● EXERCISE AIM
Using the listing below, copy every line that mentions "atau".
[BEGIN]
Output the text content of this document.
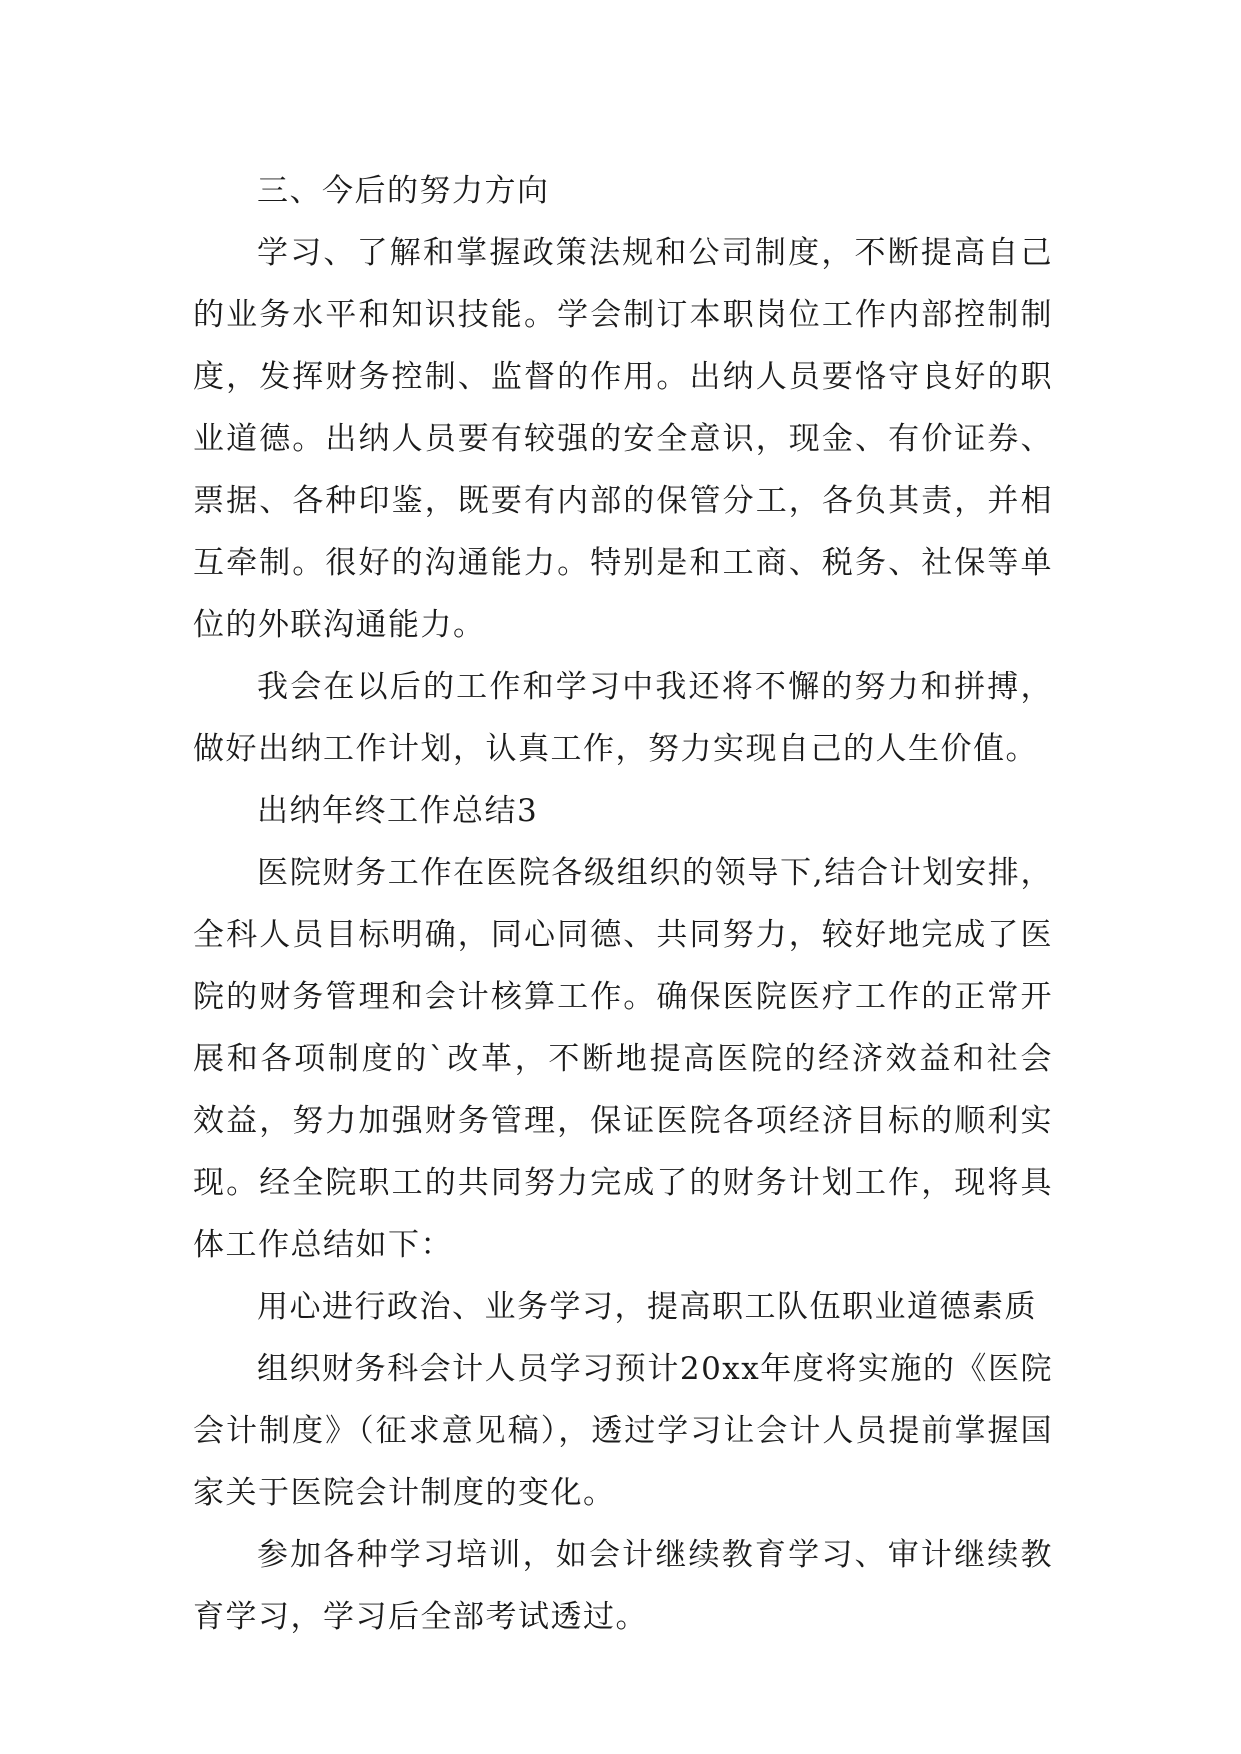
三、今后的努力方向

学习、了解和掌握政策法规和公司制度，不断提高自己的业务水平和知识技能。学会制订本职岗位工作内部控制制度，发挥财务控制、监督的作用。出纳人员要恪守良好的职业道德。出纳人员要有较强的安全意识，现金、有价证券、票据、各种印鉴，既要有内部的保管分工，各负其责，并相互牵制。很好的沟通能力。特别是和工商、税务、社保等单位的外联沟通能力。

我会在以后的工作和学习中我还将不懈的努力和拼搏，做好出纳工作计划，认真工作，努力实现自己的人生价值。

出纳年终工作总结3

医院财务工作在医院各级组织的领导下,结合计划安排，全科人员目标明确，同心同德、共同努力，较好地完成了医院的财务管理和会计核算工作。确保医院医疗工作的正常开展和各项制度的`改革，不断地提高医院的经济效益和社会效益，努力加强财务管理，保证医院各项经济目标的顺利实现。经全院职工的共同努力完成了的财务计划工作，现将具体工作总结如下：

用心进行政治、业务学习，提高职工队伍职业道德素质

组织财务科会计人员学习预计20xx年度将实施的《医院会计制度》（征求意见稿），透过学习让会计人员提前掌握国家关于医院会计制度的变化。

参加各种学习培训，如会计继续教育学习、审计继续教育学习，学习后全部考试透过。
[END]
[BEGIN]
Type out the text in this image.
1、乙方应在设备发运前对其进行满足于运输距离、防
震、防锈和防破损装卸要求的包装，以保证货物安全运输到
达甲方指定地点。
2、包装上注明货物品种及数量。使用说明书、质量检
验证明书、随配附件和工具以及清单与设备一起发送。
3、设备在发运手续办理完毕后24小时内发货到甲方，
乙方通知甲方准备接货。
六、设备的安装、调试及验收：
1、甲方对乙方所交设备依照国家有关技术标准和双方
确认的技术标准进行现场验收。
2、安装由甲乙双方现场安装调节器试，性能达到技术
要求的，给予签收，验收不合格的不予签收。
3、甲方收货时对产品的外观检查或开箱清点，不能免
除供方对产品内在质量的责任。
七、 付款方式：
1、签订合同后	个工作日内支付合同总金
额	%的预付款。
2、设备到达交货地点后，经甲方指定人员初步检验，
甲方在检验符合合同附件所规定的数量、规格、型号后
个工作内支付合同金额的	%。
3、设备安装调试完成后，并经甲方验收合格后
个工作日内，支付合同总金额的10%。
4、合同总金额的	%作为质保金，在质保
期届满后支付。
[END]
[BEGIN]
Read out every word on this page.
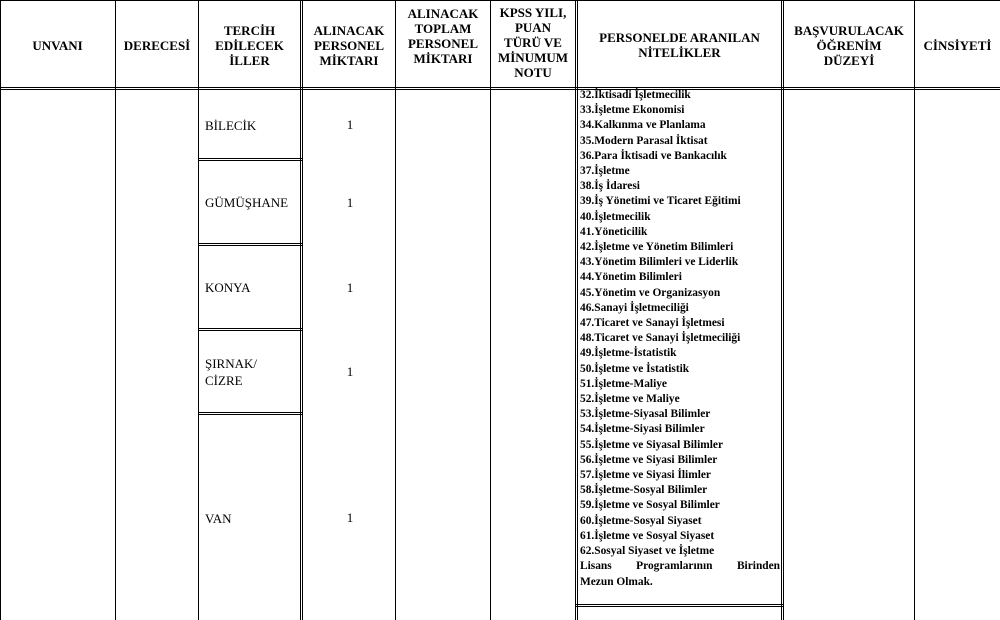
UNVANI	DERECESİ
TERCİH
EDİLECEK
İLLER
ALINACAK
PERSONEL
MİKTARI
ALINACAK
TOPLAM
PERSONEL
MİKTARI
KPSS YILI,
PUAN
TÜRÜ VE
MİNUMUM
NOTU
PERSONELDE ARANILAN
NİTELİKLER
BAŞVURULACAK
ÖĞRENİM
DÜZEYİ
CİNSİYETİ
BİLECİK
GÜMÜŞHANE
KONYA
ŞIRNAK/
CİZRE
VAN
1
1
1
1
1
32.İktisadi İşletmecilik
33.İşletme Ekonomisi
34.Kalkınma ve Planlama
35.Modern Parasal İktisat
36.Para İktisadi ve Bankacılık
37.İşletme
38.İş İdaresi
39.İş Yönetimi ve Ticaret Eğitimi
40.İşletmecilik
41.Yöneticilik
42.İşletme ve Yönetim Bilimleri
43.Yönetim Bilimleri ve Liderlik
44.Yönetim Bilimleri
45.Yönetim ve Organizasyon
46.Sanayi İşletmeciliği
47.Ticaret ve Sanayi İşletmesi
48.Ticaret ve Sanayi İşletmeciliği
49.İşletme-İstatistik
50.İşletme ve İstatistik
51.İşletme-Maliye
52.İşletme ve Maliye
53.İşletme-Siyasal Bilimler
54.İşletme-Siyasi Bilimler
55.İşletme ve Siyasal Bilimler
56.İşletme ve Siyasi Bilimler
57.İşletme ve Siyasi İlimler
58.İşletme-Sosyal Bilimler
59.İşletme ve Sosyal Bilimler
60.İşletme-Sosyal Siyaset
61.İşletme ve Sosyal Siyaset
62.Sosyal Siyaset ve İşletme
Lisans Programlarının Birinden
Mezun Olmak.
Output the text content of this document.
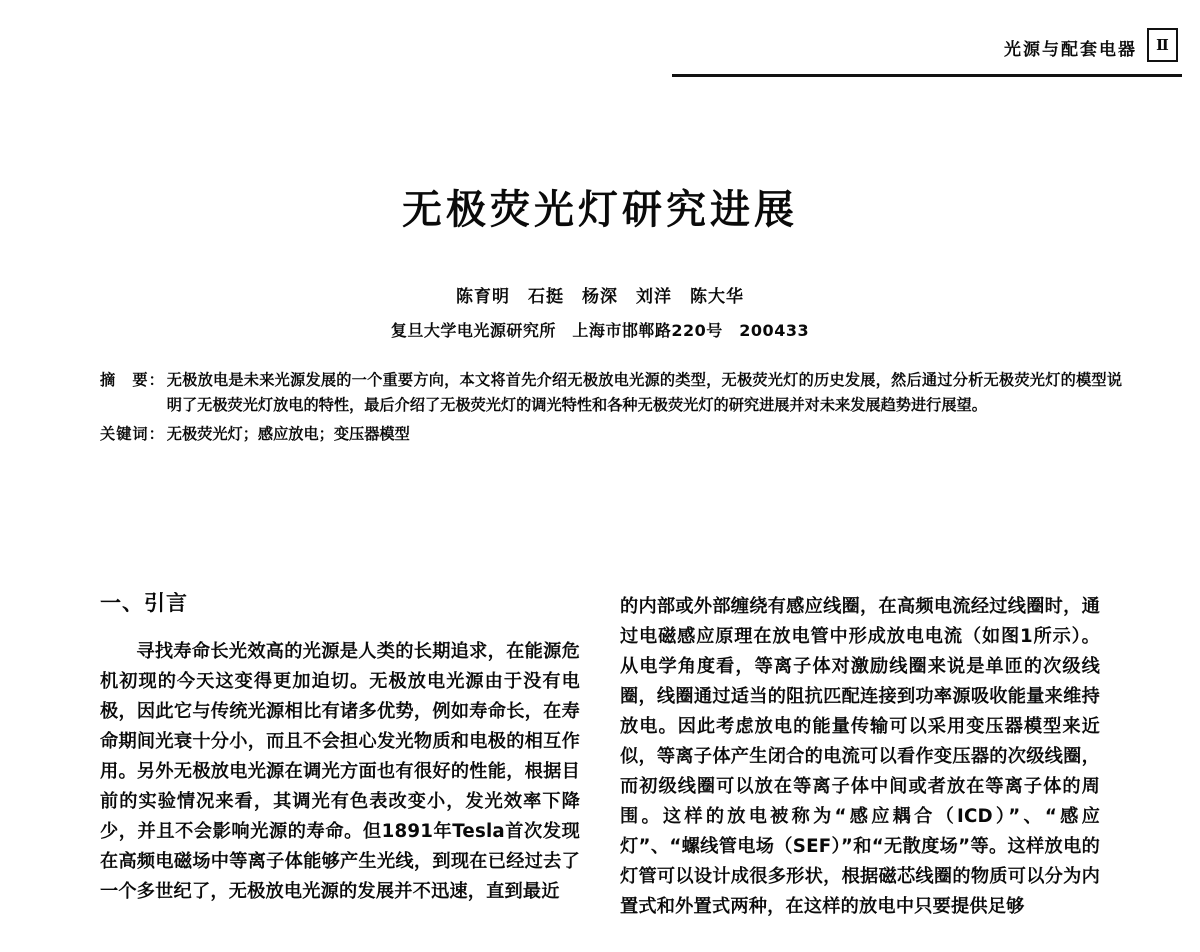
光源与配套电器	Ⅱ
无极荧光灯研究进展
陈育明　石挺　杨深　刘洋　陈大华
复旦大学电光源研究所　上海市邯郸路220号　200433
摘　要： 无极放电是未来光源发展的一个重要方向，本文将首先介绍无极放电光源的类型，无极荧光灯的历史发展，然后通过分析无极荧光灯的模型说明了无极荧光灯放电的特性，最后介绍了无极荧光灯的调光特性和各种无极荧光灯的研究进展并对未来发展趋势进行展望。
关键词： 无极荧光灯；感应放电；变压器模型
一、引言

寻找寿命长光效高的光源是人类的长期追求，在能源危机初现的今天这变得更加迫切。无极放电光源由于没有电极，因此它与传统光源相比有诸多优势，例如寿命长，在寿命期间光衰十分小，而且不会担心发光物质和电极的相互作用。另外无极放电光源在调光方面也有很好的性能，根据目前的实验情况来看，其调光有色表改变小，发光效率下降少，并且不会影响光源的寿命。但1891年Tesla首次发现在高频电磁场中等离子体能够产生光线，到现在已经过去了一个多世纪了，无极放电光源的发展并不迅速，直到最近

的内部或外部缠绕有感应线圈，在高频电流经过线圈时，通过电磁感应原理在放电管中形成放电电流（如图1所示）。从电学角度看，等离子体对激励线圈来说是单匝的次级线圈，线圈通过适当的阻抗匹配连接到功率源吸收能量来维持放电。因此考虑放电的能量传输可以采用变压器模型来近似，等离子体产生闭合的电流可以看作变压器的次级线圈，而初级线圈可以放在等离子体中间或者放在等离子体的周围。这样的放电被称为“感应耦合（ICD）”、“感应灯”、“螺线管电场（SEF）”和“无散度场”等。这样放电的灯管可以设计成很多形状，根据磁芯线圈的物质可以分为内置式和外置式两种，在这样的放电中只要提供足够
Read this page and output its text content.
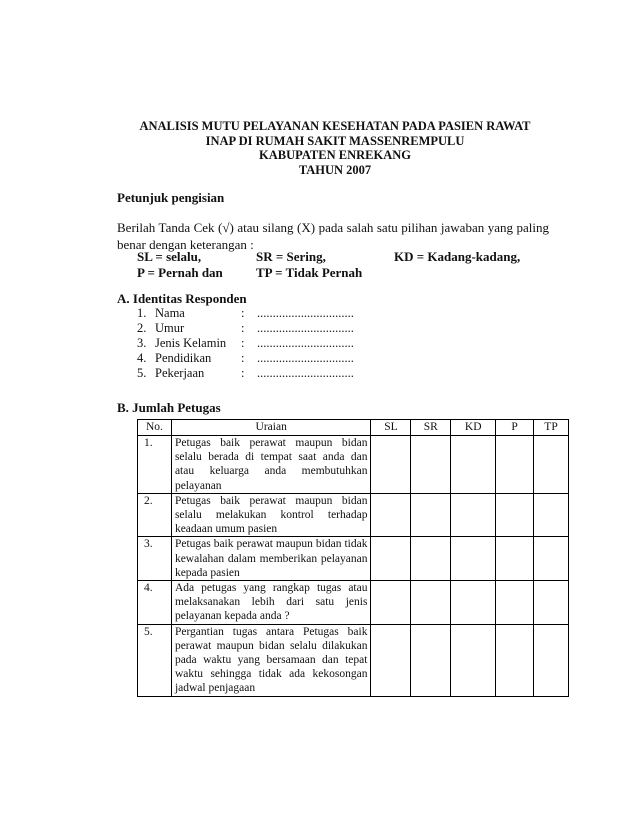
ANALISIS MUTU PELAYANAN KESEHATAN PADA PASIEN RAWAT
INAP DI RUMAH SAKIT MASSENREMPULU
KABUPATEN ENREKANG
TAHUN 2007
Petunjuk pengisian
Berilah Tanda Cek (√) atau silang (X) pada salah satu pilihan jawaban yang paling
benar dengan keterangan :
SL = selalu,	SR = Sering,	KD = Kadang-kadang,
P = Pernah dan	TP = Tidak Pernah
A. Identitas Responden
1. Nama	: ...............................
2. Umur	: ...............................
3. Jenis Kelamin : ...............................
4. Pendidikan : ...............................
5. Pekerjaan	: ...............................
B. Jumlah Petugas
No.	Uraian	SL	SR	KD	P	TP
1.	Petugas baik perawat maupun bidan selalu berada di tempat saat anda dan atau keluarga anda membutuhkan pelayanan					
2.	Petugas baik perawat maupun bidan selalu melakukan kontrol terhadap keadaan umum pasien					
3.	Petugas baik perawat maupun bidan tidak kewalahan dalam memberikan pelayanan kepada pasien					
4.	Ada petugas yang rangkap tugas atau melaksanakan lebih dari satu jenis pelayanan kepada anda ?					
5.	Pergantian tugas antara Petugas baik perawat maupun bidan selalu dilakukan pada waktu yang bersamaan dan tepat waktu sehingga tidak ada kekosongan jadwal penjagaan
[END]
● WRITTEN RESPONSE
Berilah Tanda Cek (√) atau silang (X) pada salah satu pilihan jawaban yang paling
1.	Petugas baik perawat maupun bidan selalu berada di tempat saat anda dan atau keluarga anda membutuhkan pelayanan					
4.	Ada petugas yang rangkap tugas atau melaksanakan lebih dari satu jenis pelayanan kepada anda ?					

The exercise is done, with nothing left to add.